*GIVEN RECORDS:*
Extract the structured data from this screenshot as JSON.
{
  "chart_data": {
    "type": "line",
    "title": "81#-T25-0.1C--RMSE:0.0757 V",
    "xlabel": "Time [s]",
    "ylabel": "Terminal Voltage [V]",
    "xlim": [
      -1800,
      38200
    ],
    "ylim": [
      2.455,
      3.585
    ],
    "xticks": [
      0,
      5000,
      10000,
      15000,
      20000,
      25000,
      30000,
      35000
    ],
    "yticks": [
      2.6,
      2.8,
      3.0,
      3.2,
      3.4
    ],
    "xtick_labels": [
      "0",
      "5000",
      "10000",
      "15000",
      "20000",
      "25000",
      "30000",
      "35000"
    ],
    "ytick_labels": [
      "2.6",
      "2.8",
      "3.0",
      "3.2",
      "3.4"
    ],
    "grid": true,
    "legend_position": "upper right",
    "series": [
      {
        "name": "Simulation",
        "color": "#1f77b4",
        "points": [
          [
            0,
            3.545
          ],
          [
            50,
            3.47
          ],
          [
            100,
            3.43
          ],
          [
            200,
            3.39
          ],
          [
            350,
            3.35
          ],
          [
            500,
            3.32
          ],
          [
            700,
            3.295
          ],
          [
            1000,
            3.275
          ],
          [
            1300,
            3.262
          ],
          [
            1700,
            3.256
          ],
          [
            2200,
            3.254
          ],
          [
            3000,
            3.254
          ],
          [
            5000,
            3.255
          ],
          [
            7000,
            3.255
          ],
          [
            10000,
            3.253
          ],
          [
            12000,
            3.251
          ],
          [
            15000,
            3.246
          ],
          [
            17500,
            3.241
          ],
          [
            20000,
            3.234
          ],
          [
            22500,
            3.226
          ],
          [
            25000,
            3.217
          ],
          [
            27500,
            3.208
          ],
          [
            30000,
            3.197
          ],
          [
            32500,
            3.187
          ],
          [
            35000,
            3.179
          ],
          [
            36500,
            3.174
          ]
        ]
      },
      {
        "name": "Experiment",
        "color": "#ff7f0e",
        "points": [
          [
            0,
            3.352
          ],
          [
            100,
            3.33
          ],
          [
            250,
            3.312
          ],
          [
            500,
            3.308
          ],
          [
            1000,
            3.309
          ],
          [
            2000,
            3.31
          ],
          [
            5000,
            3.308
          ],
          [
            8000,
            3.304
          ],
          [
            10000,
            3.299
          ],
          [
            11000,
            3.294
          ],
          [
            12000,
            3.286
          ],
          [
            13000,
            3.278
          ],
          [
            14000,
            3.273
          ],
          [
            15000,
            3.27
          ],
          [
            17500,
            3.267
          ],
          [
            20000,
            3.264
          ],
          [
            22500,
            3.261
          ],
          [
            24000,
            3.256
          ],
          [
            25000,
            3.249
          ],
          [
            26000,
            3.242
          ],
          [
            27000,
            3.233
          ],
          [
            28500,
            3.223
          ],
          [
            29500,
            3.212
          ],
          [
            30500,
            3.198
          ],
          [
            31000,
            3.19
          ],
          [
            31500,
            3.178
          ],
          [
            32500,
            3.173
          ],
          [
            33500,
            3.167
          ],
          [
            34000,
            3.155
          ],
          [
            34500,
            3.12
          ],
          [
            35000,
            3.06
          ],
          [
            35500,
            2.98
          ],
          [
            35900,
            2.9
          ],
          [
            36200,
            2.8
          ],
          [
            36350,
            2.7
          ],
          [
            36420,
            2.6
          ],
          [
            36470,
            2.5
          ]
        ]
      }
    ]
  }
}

*WHAT NEEDS TO BE DONE:*
Generate an exact reproduction of all entries.

*EXERCISE OUTPUT:*
Extract the structured data from this screenshot as JSON.
{
  "chart_data": {
    "type": "line",
    "title": "81#-T25-0.1C--RMSE:0.0757 V",
    "xlabel": "Time [s]",
    "ylabel": "Terminal Voltage [V]",
    "xlim": [
      -1800,
      38200
    ],
    "ylim": [
      2.455,
      3.585
    ],
    "xticks": [
      0,
      5000,
      10000,
      15000,
      20000,
      25000,
      30000,
      35000
    ],
    "yticks": [
      2.6,
      2.8,
      3.0,
      3.2,
      3.4
    ],
    "xtick_labels": [
      "0",
      "5000",
      "10000",
      "15000",
      "20000",
      "25000",
      "30000",
      "35000"
    ],
    "ytick_labels": [
      "2.6",
      "2.8",
      "3.0",
      "3.2",
      "3.4"
    ],
    "grid": true,
    "legend_position": "upper right",
    "series": [
      {
        "name": "Simulation",
        "color": "#1f77b4",
        "points": [
          [
            0,
            3.545
          ],
          [
            50,
            3.47
          ],
          [
            100,
            3.43
          ],
          [
            200,
            3.39
          ],
          [
            350,
            3.35
          ],
          [
            500,
            3.32
          ],
          [
            700,
            3.295
          ],
          [
            1000,
            3.275
          ],
          [
            1300,
            3.262
          ],
          [
            1700,
            3.256
          ],
          [
            2200,
            3.254
          ],
          [
            3000,
            3.254
          ],
          [
            5000,
            3.255
          ],
          [
            7000,
            3.255
          ],
          [
            10000,
            3.253
          ],
          [
            12000,
            3.251
          ],
          [
            15000,
            3.246
          ],
          [
            17500,
            3.241
          ],
          [
            20000,
            3.234
          ],
          [
            22500,
            3.226
          ],
          [
            25000,
            3.217
          ],
          [
            27500,
            3.208
          ],
          [
            30000,
            3.197
          ],
          [
            32500,
            3.187
          ],
          [
            35000,
            3.179
          ],
          [
            36500,
            3.174
          ]
        ]
      },
      {
        "name": "Experiment",
        "color": "#ff7f0e",
        "points": [
          [
            0,
            3.352
          ],
          [
            100,
            3.33
          ],
          [
            250,
            3.312
          ],
          [
            500,
            3.308
          ],
          [
            1000,
            3.309
          ],
          [
            2000,
            3.31
          ],
          [
            5000,
            3.308
          ],
          [
            8000,
            3.304
          ],
          [
            10000,
            3.299
          ],
          [
            11000,
            3.294
          ],
          [
            12000,
            3.286
          ],
          [
            13000,
            3.278
          ],
          [
            14000,
            3.273
          ],
          [
            15000,
            3.27
          ],
          [
            17500,
            3.267
          ],
          [
            20000,
            3.264
          ],
          [
            22500,
            3.261
          ],
          [
            24000,
            3.256
          ],
          [
            25000,
            3.249
          ],
          [
            26000,
            3.242
          ],
          [
            27000,
            3.233
          ],
          [
            28500,
            3.223
          ],
          [
            29500,
            3.212
          ],
          [
            30500,
            3.198
          ],
          [
            31000,
            3.19
          ],
          [
            31500,
            3.178
          ],
          [
            32500,
            3.173
          ],
          [
            33500,
            3.167
          ],
          [
            34000,
            3.155
          ],
          [
            34500,
            3.12
          ],
          [
            35000,
            3.06
          ],
          [
            35500,
            2.98
          ],
          [
            35900,
            2.9
          ],
          [
            36200,
            2.8
          ],
          [
            36350,
            2.7
          ],
          [
            36420,
            2.6
          ],
          [
            36470,
            2.5
          ]
        ]
      }
    ]
  }
}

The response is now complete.